◆ DATA EXCERPTS
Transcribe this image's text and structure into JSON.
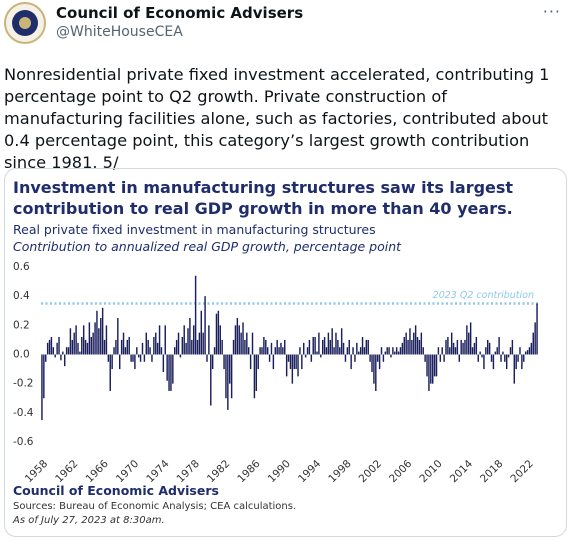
{
  "user": {
    "name": "Council of Economic Advisers",
    "handle": "@WhiteHouseCEA"
  },
  "text": "Nonresidential private fixed investment accelerated, contributing 1 percentage point to Q2 growth. Private construction of manufacturing facilities alone, such as factories, contributed about 0.4 percentage point, this category’s largest growth contribution since 1981. 5/",
  "chart_data": {
    "type": "bar",
    "title": "Investment in manufacturing structures saw its largest contribution to real GDP growth in more than 40 years.",
    "subtitle": "Real private fixed investment in manufacturing structures",
    "ylabel": "Contribution to annualized real GDP growth, percentage point",
    "footer": "Council of Economic Advisers",
    "source": "Sources: Bureau of Economic Analysis; CEA calculations.",
    "date_note": "As of July 27, 2023 at 8:30am.",
    "color": "#1a1f5c",
    "grid": false,
    "ylim": [
      -0.6,
      0.6
    ],
    "yticks": [
      -0.6,
      -0.4,
      -0.2,
      {
        "value": 0,
        "label": "0.0"
      },
      0.2,
      0.4,
      0.6
    ],
    "reference_line": {
      "value": 0.35,
      "label": "2023 Q2 contribution",
      "color": "#8ec8e8"
    },
    "categories": [
      "1958",
      null,
      null,
      null,
      null,
      null,
      null,
      null,
      null,
      null,
      null,
      null,
      null,
      null,
      null,
      null,
      "1962",
      null,
      null,
      null,
      null,
      null,
      null,
      null,
      null,
      null,
      null,
      null,
      null,
      null,
      null,
      null,
      "1966",
      null,
      null,
      null,
      null,
      null,
      null,
      null,
      null,
      null,
      null,
      null,
      null,
      null,
      null,
      null,
      "1970",
      null,
      null,
      null,
      null,
      null,
      null,
      null,
      null,
      null,
      null,
      null,
      null,
      null,
      null,
      null,
      "1974",
      null,
      null,
      null,
      null,
      null,
      null,
      null,
      null,
      null,
      null,
      null,
      null,
      null,
      null,
      null,
      "1978",
      null,
      null,
      null,
      null,
      null,
      null,
      null,
      null,
      null,
      null,
      null,
      null,
      null,
      null,
      null,
      "1982",
      null,
      null,
      null,
      null,
      null,
      null,
      null,
      null,
      null,
      null,
      null,
      null,
      null,
      null,
      null,
      "1986",
      null,
      null,
      null,
      null,
      null,
      null,
      null,
      null,
      null,
      null,
      null,
      null,
      null,
      null,
      null,
      "1990",
      null,
      null,
      null,
      null,
      null,
      null,
      null,
      null,
      null,
      null,
      null,
      null,
      null,
      null,
      null,
      "1994",
      null,
      null,
      null,
      null,
      null,
      null,
      null,
      null,
      null,
      null,
      null,
      null,
      null,
      null,
      null,
      "1998",
      null,
      null,
      null,
      null,
      null,
      null,
      null,
      null,
      null,
      null,
      null,
      null,
      null,
      null,
      null,
      "2002",
      null,
      null,
      null,
      null,
      null,
      null,
      null,
      null,
      null,
      null,
      null,
      null,
      null,
      null,
      null,
      "2006",
      null,
      null,
      null,
      null,
      null,
      null,
      null,
      null,
      null,
      null,
      null,
      null,
      null,
      null,
      null,
      "2010",
      null,
      null,
      null,
      null,
      null,
      null,
      null,
      null,
      null,
      null,
      null,
      null,
      null,
      null,
      null,
      "2014",
      null,
      null,
      null,
      null,
      null,
      null,
      null,
      null,
      null,
      null,
      null,
      null,
      null,
      null,
      null,
      "2018",
      null,
      null,
      null,
      null,
      null,
      null,
      null,
      null,
      null,
      null,
      null,
      null,
      null,
      null,
      null,
      "2022",
      null,
      null,
      null,
      null,
      null
    ],
    "values": [
      -0.45,
      -0.3,
      -0.05,
      0.08,
      0.1,
      0.12,
      0.05,
      -0.02,
      0.08,
      0.12,
      -0.04,
      0.02,
      -0.08,
      0.05,
      0.05,
      0.18,
      0.1,
      0.15,
      0.2,
      0.08,
      0.02,
      0.12,
      0.2,
      0.1,
      0.08,
      0.22,
      0.12,
      0.15,
      0.22,
      0.3,
      0.18,
      0.25,
      0.32,
      0.1,
      0.2,
      -0.05,
      -0.25,
      -0.1,
      0.05,
      0.1,
      0.25,
      -0.1,
      0.1,
      0.15,
      0.05,
      0.1,
      0.12,
      -0.05,
      -0.05,
      -0.1,
      0.05,
      -0.02,
      -0.05,
      0.08,
      -0.05,
      0.15,
      0.1,
      0.05,
      -0.05,
      0.12,
      0.15,
      0.08,
      0.2,
      0.05,
      -0.12,
      0.2,
      -0.18,
      -0.25,
      -0.25,
      -0.2,
      0.05,
      0.1,
      0.15,
      -0.02,
      0.12,
      0.2,
      0.08,
      0.18,
      0.25,
      0.1,
      0.2,
      0.54,
      0.1,
      0.15,
      0.3,
      0.15,
      0.4,
      -0.05,
      0.2,
      -0.35,
      -0.1,
      0.05,
      0.28,
      0.3,
      0.2,
      0.1,
      -0.1,
      -0.3,
      -0.38,
      -0.2,
      -0.3,
      0.1,
      0.2,
      0.25,
      0.2,
      0.15,
      0.22,
      0.1,
      0.15,
      0.05,
      -0.1,
      0.15,
      -0.3,
      -0.25,
      -0.1,
      0.05,
      0.05,
      0.12,
      0.1,
      0.05,
      -0.05,
      0.08,
      -0.1,
      0.05,
      0.1,
      0.05,
      0.08,
      0.05,
      0.1,
      -0.15,
      -0.05,
      -0.1,
      -0.2,
      -0.1,
      -0.1,
      -0.15,
      0.05,
      -0.1,
      0.08,
      -0.02,
      0.05,
      0.1,
      -0.05,
      0.12,
      0.12,
      0.02,
      0.15,
      -0.02,
      0.1,
      0.12,
      0.05,
      0.15,
      0.1,
      0.18,
      0.05,
      0.15,
      0.1,
      0.05,
      0.18,
      0.08,
      -0.05,
      0.05,
      0.1,
      -0.1,
      0.05,
      -0.05,
      0.08,
      0.02,
      0.05,
      0.12,
      0.05,
      0.1,
      0.1,
      -0.05,
      -0.12,
      -0.2,
      -0.25,
      -0.05,
      -0.1,
      0.05,
      -0.05,
      0.02,
      0.05,
      0.05,
      -0.02,
      0.05,
      0.02,
      0.05,
      0.02,
      0.05,
      0.08,
      0.12,
      0.15,
      0.1,
      0.18,
      0.1,
      0.15,
      0.2,
      0.12,
      0.1,
      0.15,
      0.05,
      -0.05,
      -0.15,
      -0.25,
      -0.2,
      -0.2,
      -0.15,
      -0.15,
      0.05,
      -0.05,
      0.05,
      -0.05,
      0.1,
      0.12,
      0.05,
      0.15,
      0.08,
      0.05,
      0.1,
      -0.05,
      0.1,
      0.08,
      0.1,
      0.2,
      0.15,
      0.22,
      0.05,
      0.08,
      0.12,
      -0.05,
      0.02,
      -0.02,
      -0.1,
      0.05,
      0.1,
      0.08,
      -0.05,
      -0.1,
      0.02,
      0.05,
      0.12,
      -0.05,
      0.02,
      -0.05,
      -0.1,
      -0.02,
      0.05,
      0.1,
      -0.2,
      -0.1,
      -0.05,
      0.05,
      -0.1,
      -0.05,
      0.02,
      0.03,
      0.05,
      0.08,
      0.15,
      0.22,
      0.35
    ]
  }
}
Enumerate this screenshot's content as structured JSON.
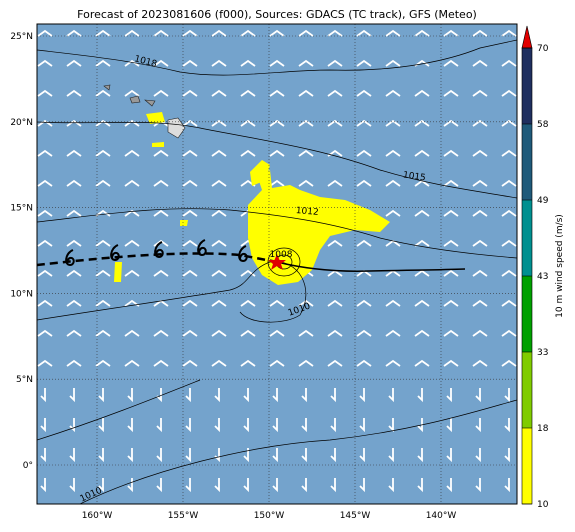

◆ SHORT TASK
Find all lines where the word "largest" appears. Copy them.

◆ TASK RESPONSE
  "text": "Nonresidential private fixed investment accelerated, contributing 1 percentage point to Q2 growth. Private construction of manufacturing facilities alone, such as factories, contributed about 0.4 percentage point, this category’s largest growth contribution since 1981. 5/",
    "title": "Investment in manufacturing structures saw its largest contribution to real GDP growth in more than 40 years.",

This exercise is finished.